Rows from a figure dataset
--- start ---
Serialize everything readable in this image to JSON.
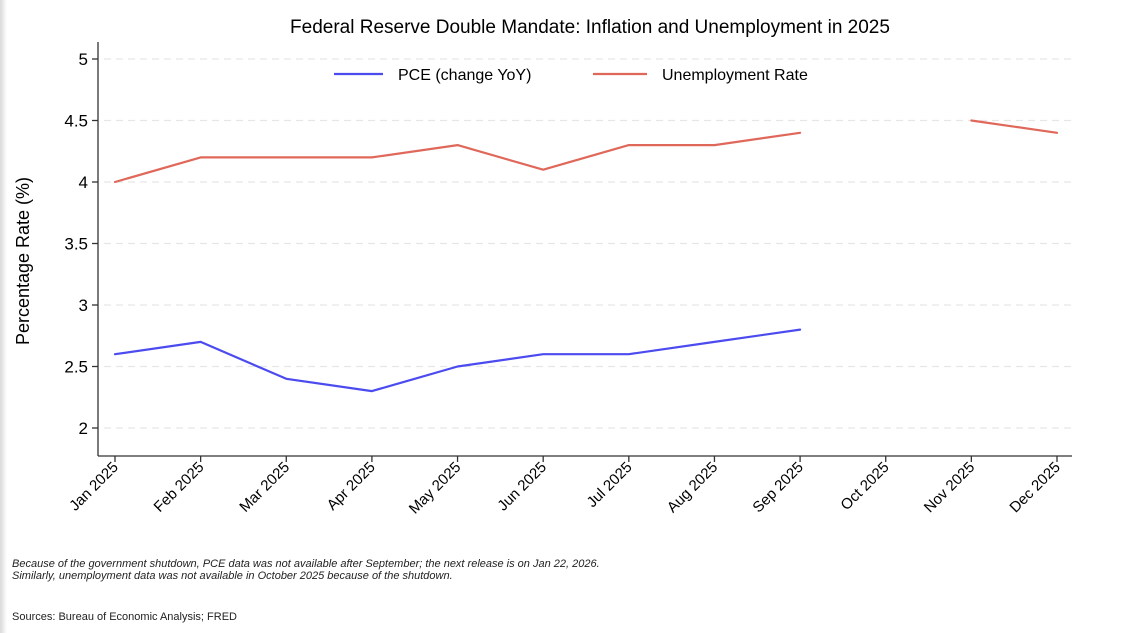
{
  "chart_data": {
    "type": "line",
    "title": "Federal Reserve Double Mandate: Inflation and Unemployment in 2025",
    "xlabel": "",
    "ylabel": "Percentage Rate (%)",
    "ylim": [
      1.8,
      5.1
    ],
    "yticks": [
      2,
      2.5,
      3,
      3.5,
      4,
      4.5,
      5
    ],
    "ytick_labels": [
      "2",
      "2.5",
      "3",
      "3.5",
      "4",
      "4.5",
      "5"
    ],
    "grid": true,
    "legend_position": "top",
    "categories": [
      "Jan 2025",
      "Feb 2025",
      "Mar 2025",
      "Apr 2025",
      "May 2025",
      "Jun 2025",
      "Jul 2025",
      "Aug 2025",
      "Sep 2025",
      "Oct 2025",
      "Nov 2025",
      "Dec 2025"
    ],
    "series": [
      {
        "name": "PCE (change YoY)",
        "color": "#4b4bf0",
        "values": [
          2.6,
          2.7,
          2.4,
          2.3,
          2.5,
          2.6,
          2.6,
          2.7,
          2.8,
          null,
          null,
          null
        ]
      },
      {
        "name": "Unemployment Rate",
        "color": "#e0685a",
        "values": [
          4.0,
          4.2,
          4.2,
          4.2,
          4.3,
          4.1,
          4.3,
          4.3,
          4.4,
          null,
          4.5,
          4.4
        ]
      }
    ],
    "notes": [
      "Because of the government shutdown, PCE data was not available after September; the next release is on Jan 22, 2026.",
      "Similarly, unemployment data was not available in October 2025 because of the shutdown."
    ],
    "sources": "Sources: Bureau of Economic Analysis; FRED"
  }
}
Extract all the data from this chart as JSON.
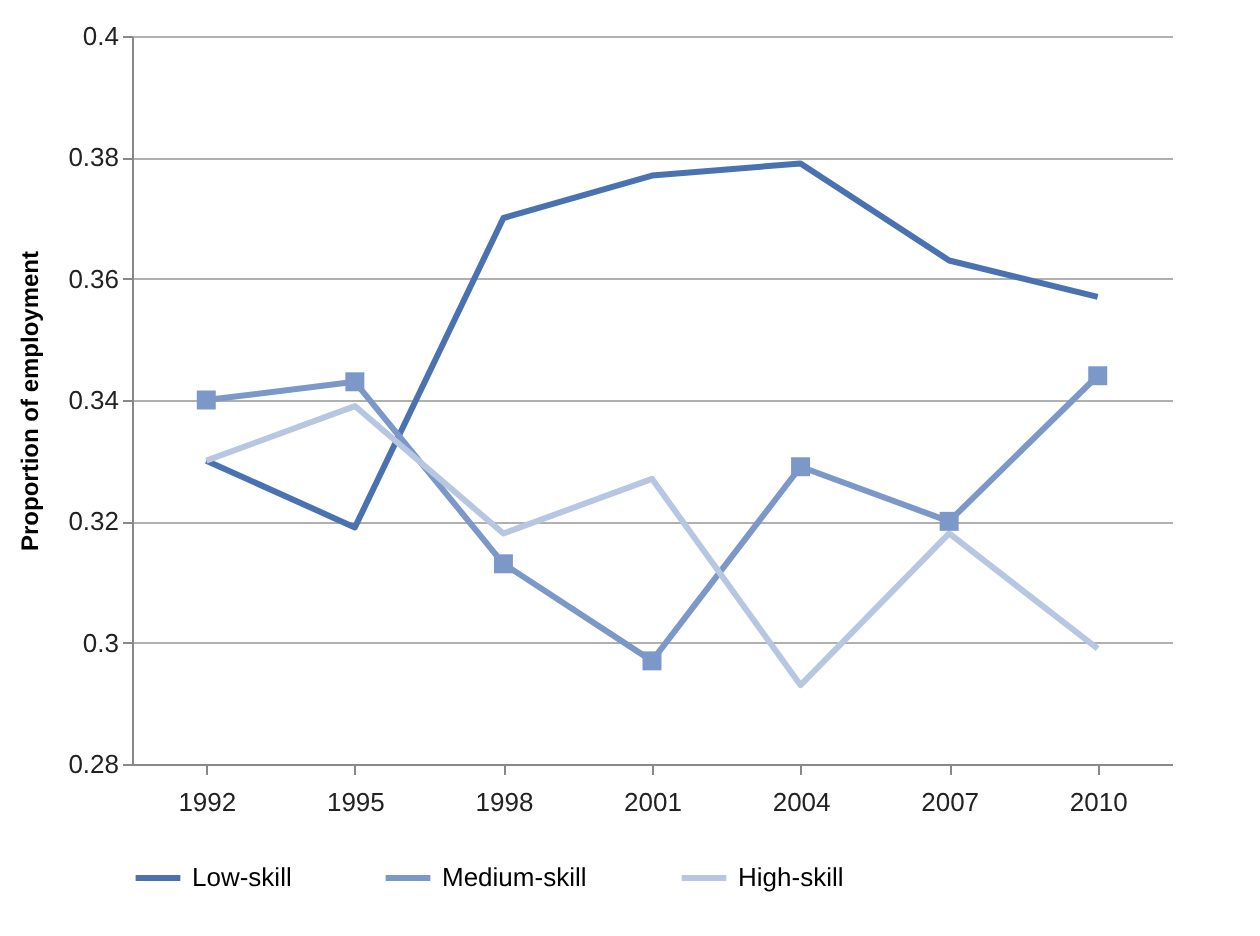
{
  "chart_data": {
    "type": "line",
    "ylabel": "Proportion of employment",
    "categories": [
      "1992",
      "1995",
      "1998",
      "2001",
      "2004",
      "2007",
      "2010"
    ],
    "series": [
      {
        "name": "Low-skill",
        "color": "#4a72b0",
        "marker": "none",
        "values": [
          0.33,
          0.319,
          0.37,
          0.377,
          0.379,
          0.363,
          0.357
        ]
      },
      {
        "name": "Medium-skill",
        "color": "#7b98c8",
        "marker": "square",
        "values": [
          0.34,
          0.343,
          0.313,
          0.297,
          0.329,
          0.32,
          0.344
        ]
      },
      {
        "name": "High-skill",
        "color": "#b7c7e1",
        "marker": "none",
        "values": [
          0.33,
          0.339,
          0.318,
          0.327,
          0.293,
          0.318,
          0.299
        ]
      }
    ],
    "ylim": [
      0.28,
      0.4
    ],
    "yticks": [
      0.28,
      0.3,
      0.32,
      0.34,
      0.36,
      0.38,
      0.4
    ],
    "grid": "y",
    "legend": "bottom",
    "line_style": "solid"
  }
}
--- end ---
● The exercise:
The answer should be a single number: the count of lines in the data that include the string "color".

● Output below:
5